--- start ---

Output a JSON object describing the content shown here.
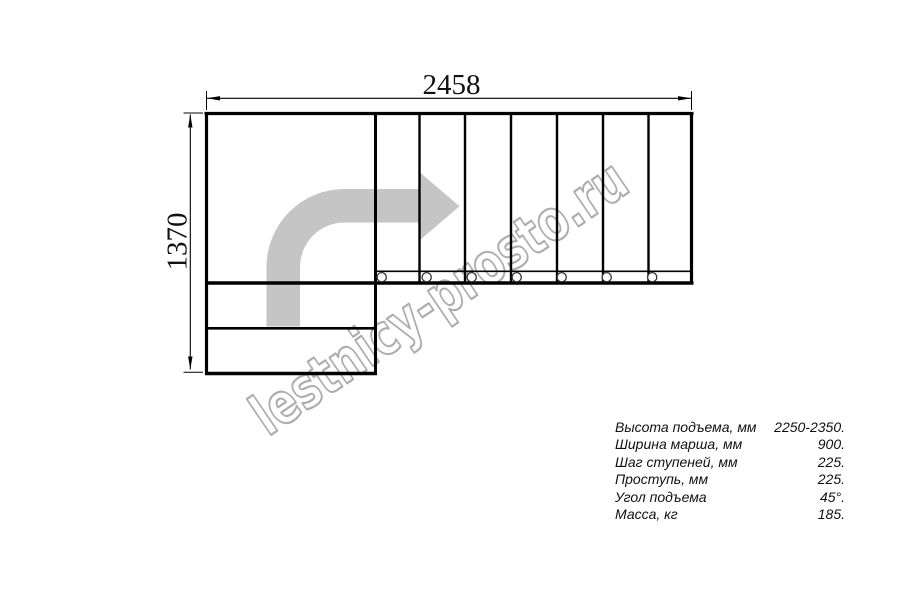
{
  "drawing": {
    "type_note": "L-shaped staircase plan, top view",
    "width_label": "2458",
    "height_label": "1370"
  },
  "watermark": {
    "text": "lestnicy-prosto.ru"
  },
  "specs": {
    "rows": [
      {
        "label": "Высота подъема, мм",
        "value": "2250-2350."
      },
      {
        "label": "Ширина марша, мм",
        "value": "900."
      },
      {
        "label": "Шаг ступеней, мм",
        "value": "225."
      },
      {
        "label": "Проступь, мм",
        "value": "225."
      },
      {
        "label": "Угол подъема",
        "value": "45°."
      },
      {
        "label": "Масса, кг",
        "value": "185."
      }
    ]
  },
  "colors": {
    "line": "#000000",
    "arrow_fill": "#c5c5c5",
    "watermark": "#adadad",
    "background": "#ffffff"
  }
}
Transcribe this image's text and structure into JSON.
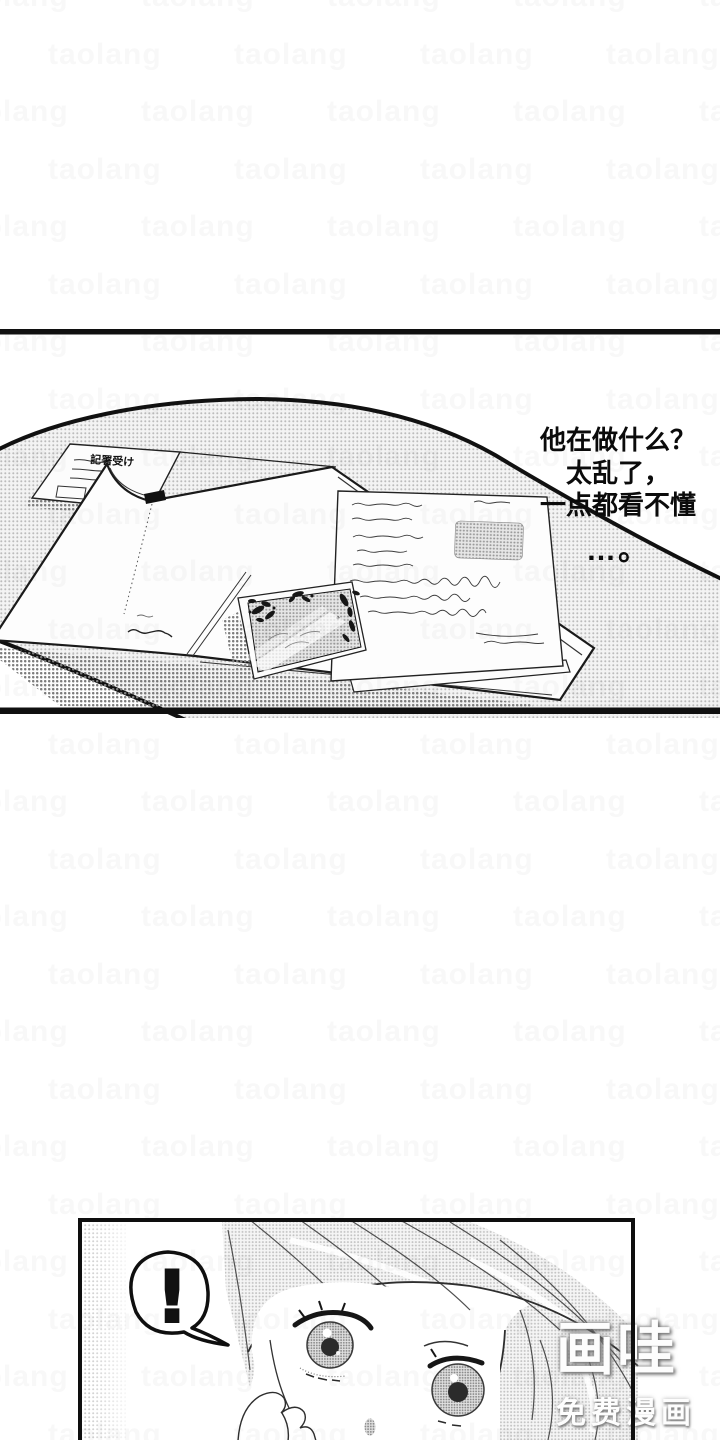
{
  "dialogue": {
    "line1": "他在做什么？",
    "line2": "太乱了，",
    "line3": "一点都看不懂",
    "line4": "…。"
  },
  "bubble": {
    "text": "!"
  },
  "receipt": {
    "title": "記署受け"
  },
  "watermark": {
    "logo": "画哇",
    "tagline": "免费漫画",
    "tile": "taolang"
  },
  "colors": {
    "ink": "#111111",
    "paper": "#ffffff",
    "screentone": "#c9c9c9"
  }
}
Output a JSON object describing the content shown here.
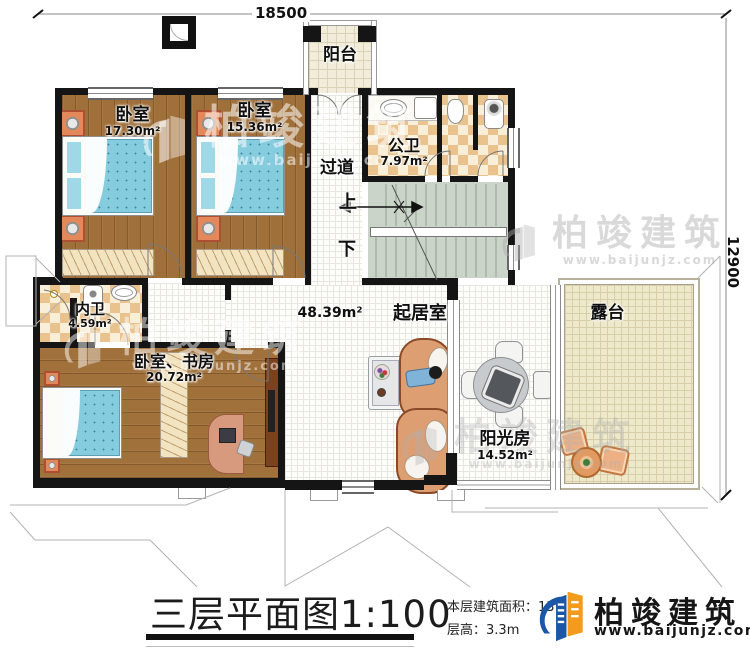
{
  "title": {
    "main": "三层平面图",
    "scale": "1:100"
  },
  "dimensions": {
    "width_mm": "18500",
    "height_mm": "12900"
  },
  "rooms": [
    {
      "name": "阳台",
      "area": ""
    },
    {
      "name": "卧室",
      "area": "17.30m²"
    },
    {
      "name": "卧室",
      "area": "15.36m²"
    },
    {
      "name": "公卫",
      "area": "7.97m²"
    },
    {
      "name": "过道",
      "area": ""
    },
    {
      "name": "内卫",
      "area": "4.59m²"
    },
    {
      "name": "卧室、书房",
      "area": "20.72m²"
    },
    {
      "name": "起居室",
      "area": "48.39m²"
    },
    {
      "name": "阳光房",
      "area": "14.52m²"
    },
    {
      "name": "露台",
      "area": ""
    }
  ],
  "stairs": {
    "up": "上",
    "down": "下"
  },
  "footer": {
    "area_label": "本层建筑面积：",
    "area_value": "137.2",
    "height_label": "层高：",
    "height_value": "3.3m"
  },
  "brand": {
    "name": "柏竣建筑",
    "url": "www.baijunjz.com"
  },
  "watermark": {
    "name": "柏竣建筑",
    "url": "www.baijunjz.com"
  },
  "colors": {
    "wall": "#151515",
    "brand_blue": "#1b57a6",
    "brand_orange": "#f29b1d"
  }
}
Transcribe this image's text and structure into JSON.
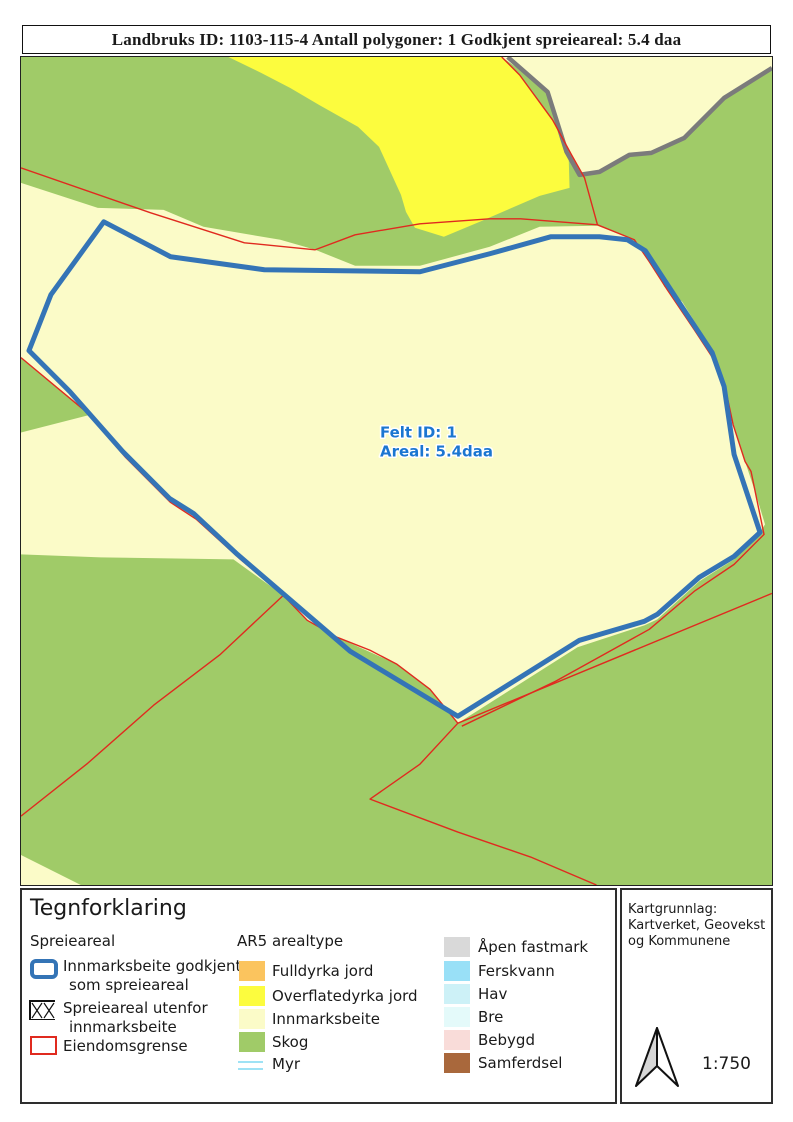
{
  "title": "Landbruks ID: 1103-115-4 Antall polygoner: 1 Godkjent spreieareal: 5.4 daa",
  "map": {
    "field_label_line1": "Felt ID: 1",
    "field_label_line2": "Areal: 5.4daa"
  },
  "legend": {
    "heading": "Tegnforklaring",
    "spreieareal_group": {
      "heading": "Spreieareal",
      "innmarksbeite_godkjent_line1": "Innmarksbeite godkjent",
      "innmarksbeite_godkjent_line2": "som spreieareal",
      "spreieareal_utenfor_line1": "Spreieareal utenfor",
      "spreieareal_utenfor_line2": "innmarksbeite",
      "eiendomsgrense": "Eiendomsgrense"
    },
    "ar5_group": {
      "heading": "AR5 arealtype",
      "items": [
        "Fulldyrka jord",
        "Overflatedyrka jord",
        "Innmarksbeite",
        "Skog",
        "Myr",
        "Åpen fastmark",
        "Ferskvann",
        "Hav",
        "Bre",
        "Bebygd",
        "Samferdsel"
      ]
    }
  },
  "credits": {
    "line1": "Kartgrunnlag:",
    "line2": "Kartverket, Geovekst",
    "line3": "og Kommunene",
    "scale": "1:750"
  },
  "colors": {
    "skog": "#A0CB68",
    "innmarksbeite": "#FBFBC8",
    "overflatedyrka": "#FCFC3E",
    "fulldyrka": "#FBC45E",
    "apen_fastmark": "#D9D9D9",
    "ferskvann": "#99E0F7",
    "hav": "#CDF1F7",
    "bre": "#E4FAFA",
    "bebygd": "#F9DCD9",
    "samferdsel": "#A9683C",
    "myr_line": "#7ED9F2",
    "spreieareal_blue": "#3474B6",
    "eiendomsgrense_red": "#E02A1F",
    "grense_gray": "#7B7B7B",
    "label_blue": "#1B76D1"
  }
}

--- end ---

Print each entry shown above with exact wording and no pictures.

Result for this task –
Output a JSON object describing the content shown here.
{
  "drawing": {
    "type_note": "L-shaped staircase plan, top view",
    "width_label": "2458",
    "height_label": "1370"
  },
  "watermark": {
    "text": "lestnicy-prosto.ru"
  },
  "specs": {
    "rows": [
      {
        "label": "Высота подъема, мм",
        "value": "2250-2350."
      },
      {
        "label": "Ширина марша, мм",
        "value": "900."
      },
      {
        "label": "Шаг ступеней, мм",
        "value": "225."
      },
      {
        "label": "Проступь, мм",
        "value": "225."
      },
      {
        "label": "Угол подъема",
        "value": "45°."
      },
      {
        "label": "Масса, кг",
        "value": "185."
      }
    ]
  },
  "colors": {
    "line": "#000000",
    "arrow_fill": "#c5c5c5",
    "watermark": "#adadad",
    "background": "#ffffff"
  }
}
Transcribe this image's text and structure into JSON.
{
  "dialogue": {
    "line1": "他在做什么？",
    "line2": "太乱了，",
    "line3": "一点都看不懂",
    "line4": "…。"
  },
  "bubble": {
    "text": "!"
  },
  "receipt": {
    "title": "記署受け"
  },
  "watermark": {
    "logo": "画哇",
    "tagline": "免费漫画",
    "tile": "taolang"
  },
  "colors": {
    "ink": "#111111",
    "paper": "#ffffff",
    "screentone": "#c9c9c9"
  }
}
Output a JSON object describing the content shown here.
{
  "title": {
    "main": "三层平面图",
    "scale": "1:100"
  },
  "dimensions": {
    "width_mm": "18500",
    "height_mm": "12900"
  },
  "rooms": [
    {
      "name": "阳台",
      "area": ""
    },
    {
      "name": "卧室",
      "area": "17.30m²"
    },
    {
      "name": "卧室",
      "area": "15.36m²"
    },
    {
      "name": "公卫",
      "area": "7.97m²"
    },
    {
      "name": "过道",
      "area": ""
    },
    {
      "name": "内卫",
      "area": "4.59m²"
    },
    {
      "name": "卧室、书房",
      "area": "20.72m²"
    },
    {
      "name": "起居室",
      "area": "48.39m²"
    },
    {
      "name": "阳光房",
      "area": "14.52m²"
    },
    {
      "name": "露台",
      "area": ""
    }
  ],
  "stairs": {
    "up": "上",
    "down": "下"
  },
  "footer": {
    "area_label": "本层建筑面积：",
    "area_value": "137.2",
    "height_label": "层高：",
    "height_value": "3.3m"
  },
  "brand": {
    "name": "柏竣建筑",
    "url": "www.baijunjz.com"
  },
  "watermark": {
    "name": "柏竣建筑",
    "url": "www.baijunjz.com"
  },
  "colors": {
    "wall": "#151515",
    "brand_blue": "#1b57a6",
    "brand_orange": "#f29b1d"
  }
}
Transcribe this image's text and structure into JSON.
{
  "title": "Landbruks ID: 1103-115-4 Antall polygoner: 1 Godkjent spreieareal: 5.4 daa",
  "map": {
    "field_label_line1": "Felt ID: 1",
    "field_label_line2": "Areal: 5.4daa"
  },
  "legend": {
    "heading": "Tegnforklaring",
    "spreieareal_group": {
      "heading": "Spreieareal",
      "innmarksbeite_godkjent_line1": "Innmarksbeite godkjent",
      "innmarksbeite_godkjent_line2": "som spreieareal",
      "spreieareal_utenfor_line1": "Spreieareal utenfor",
      "spreieareal_utenfor_line2": "innmarksbeite",
      "eiendomsgrense": "Eiendomsgrense"
    },
    "ar5_group": {
      "heading": "AR5 arealtype",
      "items": [
        "Fulldyrka jord",
        "Overflatedyrka jord",
        "Innmarksbeite",
        "Skog",
        "Myr",
        "Åpen fastmark",
        "Ferskvann",
        "Hav",
        "Bre",
        "Bebygd",
        "Samferdsel"
      ]
    }
  },
  "credits": {
    "line1": "Kartgrunnlag:",
    "line2": "Kartverket, Geovekst",
    "line3": "og Kommunene",
    "scale": "1:750"
  },
  "colors": {
    "skog": "#A0CB68",
    "innmarksbeite": "#FBFBC8",
    "overflatedyrka": "#FCFC3E",
    "fulldyrka": "#FBC45E",
    "apen_fastmark": "#D9D9D9",
    "ferskvann": "#99E0F7",
    "hav": "#CDF1F7",
    "bre": "#E4FAFA",
    "bebygd": "#F9DCD9",
    "samferdsel": "#A9683C",
    "myr_line": "#7ED9F2",
    "spreieareal_blue": "#3474B6",
    "eiendomsgrense_red": "#E02A1F",
    "grense_gray": "#7B7B7B",
    "label_blue": "#1B76D1"
  }
}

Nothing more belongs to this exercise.